* Goal
According to the extract on deciding when to do user research, what approach does the author consider instead of research for something with high perceived customer impact but low development effort?
─── Extract provided
Given resource constraints, here is my decision framework for when to user research:
The development effort needed to go live
The potential for disruption that the product offers
The scale of the organisation building the product
Development Effort
Different degrees of development effort needed to ship a product present with some insight into the need for user research.
Projects with high development times and high perceived user impact benefit most out of user research, as they bring more confidence to the problem being solved and allow for testing the solution before building. If I’m building something that has high perceived customer impact but low development effort, I consider ‘build->test->ship as an experiment’ instead of research. The cost incurred to put the feature out there is low, and I can see customer benefits through an A/B test.
Projects with low perceived impact and low development effort follow the same build->test->experiment approach. These projects would likely be my list of optimisation projects - small incremental product improvements with good but limited user impact. If I’m doing something with low user impact and high development effort, I would reconsider my prioritisation and ask myself why this project needs to be done.
Potential for disruption
Another way to evaluate the need for research is by looking at the disruption potential of the idea and the scale of the organisation.
Ideas that have high disruption potential are ripe for user research. This is because a radically new idea is often difficult to test and validate with existing data. Especially for smaller organisations, which don’t have years of historical data and information of things tried before, user research can give great initial signals on both the viability as well as the need for the idea.
Smaller organisations working on low disruption potential benefit from focusing their energy on other projects, because smaller organisations tend to have more low hanging fruit that can cause high impact.
Larger organisation looking to optimise their established product with small, incremental steps benefit from investing in continuous experimentation pipelines and maintaining data sanity - this allows to try multiple ideas rapidly and establish lines for success. Larger organisations working on disruptive ideas should research, but even before going to this step, try to find signals for success with existing data, past experiments, and signals picked up from centralised user research.
Organisational scale and user research
As organisations scale, it becomes impossible to research every idea that is to be implemented. Most large organisations centralise their user research into teams that work on large ideas, with satellite teams or projects spawning as and when necessary.
Every team doing their own little bit of research becomes unscalable for large organisations, first because it’s expensive, and second because it prevents transfer learning. Teams working in silos find it difficult to share their learnings across the organisation.
Often a solution is to build a central user research team that researches larger strategic horizons, hosts regular feedback sessions, focus groups, and interviews, and allows stakeholders to participate and add their questions. These learnings are then shared across the organisation and help teams ideate, iterate, and learn. Occasionally, small satellite user research teams form as task forces when there is a need for dedicated user research. In general, the degree of centralisation usually grows with the size of the organisation.
Large organisations or small, user research is the best way to stay connected with users, and view them as humans rather than data points. I make it a point to keep reading the findings of user research, keep learning from customer quotes, and watching user research live sessions. I feel it keeps me close to my users and makes me feel their needs!
How do you do user research in your organisation?
──────
─── Data supplied
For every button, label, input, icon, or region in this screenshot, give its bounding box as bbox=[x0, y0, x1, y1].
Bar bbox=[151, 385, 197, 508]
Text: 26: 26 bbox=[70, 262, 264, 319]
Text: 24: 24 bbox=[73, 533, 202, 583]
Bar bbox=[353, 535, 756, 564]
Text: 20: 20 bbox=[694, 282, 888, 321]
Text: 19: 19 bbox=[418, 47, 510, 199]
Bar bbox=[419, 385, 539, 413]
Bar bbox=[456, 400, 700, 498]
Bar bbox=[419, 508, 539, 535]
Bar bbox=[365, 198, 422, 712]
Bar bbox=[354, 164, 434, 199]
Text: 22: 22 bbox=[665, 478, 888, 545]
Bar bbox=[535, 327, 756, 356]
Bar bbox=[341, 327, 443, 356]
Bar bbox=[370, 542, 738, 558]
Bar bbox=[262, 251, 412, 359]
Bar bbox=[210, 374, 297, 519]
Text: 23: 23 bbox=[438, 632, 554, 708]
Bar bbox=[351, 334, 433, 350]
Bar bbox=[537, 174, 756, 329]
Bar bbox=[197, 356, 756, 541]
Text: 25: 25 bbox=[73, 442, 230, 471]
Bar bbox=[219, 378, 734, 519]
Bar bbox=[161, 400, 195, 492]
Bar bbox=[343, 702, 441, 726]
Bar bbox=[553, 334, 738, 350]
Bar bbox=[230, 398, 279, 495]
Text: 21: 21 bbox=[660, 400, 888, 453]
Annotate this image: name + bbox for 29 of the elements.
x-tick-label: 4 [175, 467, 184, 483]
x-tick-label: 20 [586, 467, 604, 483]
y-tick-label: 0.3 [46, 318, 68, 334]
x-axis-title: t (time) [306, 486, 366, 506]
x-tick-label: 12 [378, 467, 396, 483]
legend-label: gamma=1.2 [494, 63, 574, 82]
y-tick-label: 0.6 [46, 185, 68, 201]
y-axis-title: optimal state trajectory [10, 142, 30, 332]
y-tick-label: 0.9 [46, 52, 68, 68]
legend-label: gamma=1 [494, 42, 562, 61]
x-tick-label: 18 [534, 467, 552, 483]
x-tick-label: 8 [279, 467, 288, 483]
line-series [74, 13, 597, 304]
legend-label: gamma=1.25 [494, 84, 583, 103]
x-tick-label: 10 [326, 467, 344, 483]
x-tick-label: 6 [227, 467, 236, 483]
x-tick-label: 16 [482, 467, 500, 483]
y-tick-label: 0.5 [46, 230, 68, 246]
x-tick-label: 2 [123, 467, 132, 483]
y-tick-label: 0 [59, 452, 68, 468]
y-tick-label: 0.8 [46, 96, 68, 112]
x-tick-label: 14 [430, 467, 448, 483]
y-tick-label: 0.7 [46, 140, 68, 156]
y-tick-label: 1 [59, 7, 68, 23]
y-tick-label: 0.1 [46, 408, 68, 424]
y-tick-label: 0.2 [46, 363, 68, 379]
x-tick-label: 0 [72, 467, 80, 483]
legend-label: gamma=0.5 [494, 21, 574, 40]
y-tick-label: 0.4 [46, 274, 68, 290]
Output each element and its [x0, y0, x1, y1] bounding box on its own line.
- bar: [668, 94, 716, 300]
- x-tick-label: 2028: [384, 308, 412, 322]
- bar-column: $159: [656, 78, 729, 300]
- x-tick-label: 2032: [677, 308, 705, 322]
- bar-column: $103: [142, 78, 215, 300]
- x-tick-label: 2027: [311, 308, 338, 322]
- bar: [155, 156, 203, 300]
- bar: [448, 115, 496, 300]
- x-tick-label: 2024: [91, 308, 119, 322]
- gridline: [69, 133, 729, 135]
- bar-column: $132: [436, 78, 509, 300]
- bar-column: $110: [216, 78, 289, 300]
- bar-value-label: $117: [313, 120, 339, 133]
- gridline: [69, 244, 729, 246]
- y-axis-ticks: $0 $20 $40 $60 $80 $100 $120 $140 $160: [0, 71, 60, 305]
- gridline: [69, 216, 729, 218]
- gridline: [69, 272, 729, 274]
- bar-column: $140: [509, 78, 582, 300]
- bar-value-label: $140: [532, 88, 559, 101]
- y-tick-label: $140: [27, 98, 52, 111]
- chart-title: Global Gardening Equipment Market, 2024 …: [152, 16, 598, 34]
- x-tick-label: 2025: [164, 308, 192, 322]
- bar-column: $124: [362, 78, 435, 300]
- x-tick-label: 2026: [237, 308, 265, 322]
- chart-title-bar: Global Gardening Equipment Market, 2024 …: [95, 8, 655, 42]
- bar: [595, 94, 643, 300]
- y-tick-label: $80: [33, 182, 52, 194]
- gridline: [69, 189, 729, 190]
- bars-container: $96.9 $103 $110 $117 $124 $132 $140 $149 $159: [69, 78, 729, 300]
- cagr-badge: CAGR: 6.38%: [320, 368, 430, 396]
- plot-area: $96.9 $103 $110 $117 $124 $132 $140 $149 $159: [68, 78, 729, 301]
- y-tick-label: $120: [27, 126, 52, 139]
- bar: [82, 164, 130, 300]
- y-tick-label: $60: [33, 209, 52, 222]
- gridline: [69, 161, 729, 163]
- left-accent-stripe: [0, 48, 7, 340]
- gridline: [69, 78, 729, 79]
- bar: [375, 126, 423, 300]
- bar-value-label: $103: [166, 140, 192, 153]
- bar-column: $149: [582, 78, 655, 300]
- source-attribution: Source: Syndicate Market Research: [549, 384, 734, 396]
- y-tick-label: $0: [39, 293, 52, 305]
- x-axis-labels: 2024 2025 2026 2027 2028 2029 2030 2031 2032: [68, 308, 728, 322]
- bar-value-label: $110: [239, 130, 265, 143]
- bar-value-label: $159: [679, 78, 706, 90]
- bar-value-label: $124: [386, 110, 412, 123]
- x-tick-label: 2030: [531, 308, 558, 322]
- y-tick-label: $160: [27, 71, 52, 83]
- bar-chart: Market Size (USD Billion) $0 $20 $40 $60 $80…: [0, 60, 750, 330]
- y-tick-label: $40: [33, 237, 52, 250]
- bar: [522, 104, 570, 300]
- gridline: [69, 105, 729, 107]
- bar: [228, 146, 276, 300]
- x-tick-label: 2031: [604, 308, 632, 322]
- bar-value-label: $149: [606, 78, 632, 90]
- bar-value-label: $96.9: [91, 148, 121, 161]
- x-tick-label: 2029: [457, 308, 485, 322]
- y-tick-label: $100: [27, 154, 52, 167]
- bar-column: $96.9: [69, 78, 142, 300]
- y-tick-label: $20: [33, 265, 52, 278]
──────
* Output of the task
The author considers "build->test->ship as an experiment" instead of research.